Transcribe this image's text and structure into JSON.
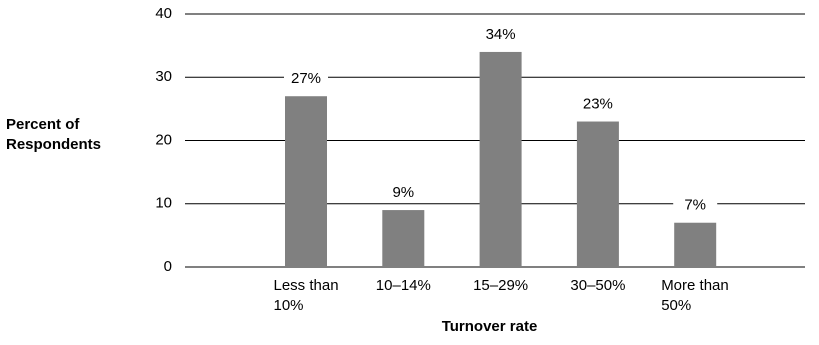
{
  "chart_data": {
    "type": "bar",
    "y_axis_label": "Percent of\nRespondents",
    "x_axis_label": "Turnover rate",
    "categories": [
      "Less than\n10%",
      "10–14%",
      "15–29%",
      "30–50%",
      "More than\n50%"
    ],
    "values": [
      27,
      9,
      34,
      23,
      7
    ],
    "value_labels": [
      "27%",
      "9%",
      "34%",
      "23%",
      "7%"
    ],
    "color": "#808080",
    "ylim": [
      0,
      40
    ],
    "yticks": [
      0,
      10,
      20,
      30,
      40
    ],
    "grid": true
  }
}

:::

### TASK DIRECTIONS:
Make an exact copy of the records above, with the pictures left out.

### ANSWER:
Transcribe this image's text and structure into JSON.
{
  "chart_data": {
    "type": "bar",
    "y_axis_label": "Percent of\nRespondents",
    "x_axis_label": "Turnover rate",
    "categories": [
      "Less than\n10%",
      "10–14%",
      "15–29%",
      "30–50%",
      "More than\n50%"
    ],
    "values": [
      27,
      9,
      34,
      23,
      7
    ],
    "value_labels": [
      "27%",
      "9%",
      "34%",
      "23%",
      "7%"
    ],
    "color": "#808080",
    "ylim": [
      0,
      40
    ],
    "yticks": [
      0,
      10,
      20,
      30,
      40
    ],
    "grid": true
  }
}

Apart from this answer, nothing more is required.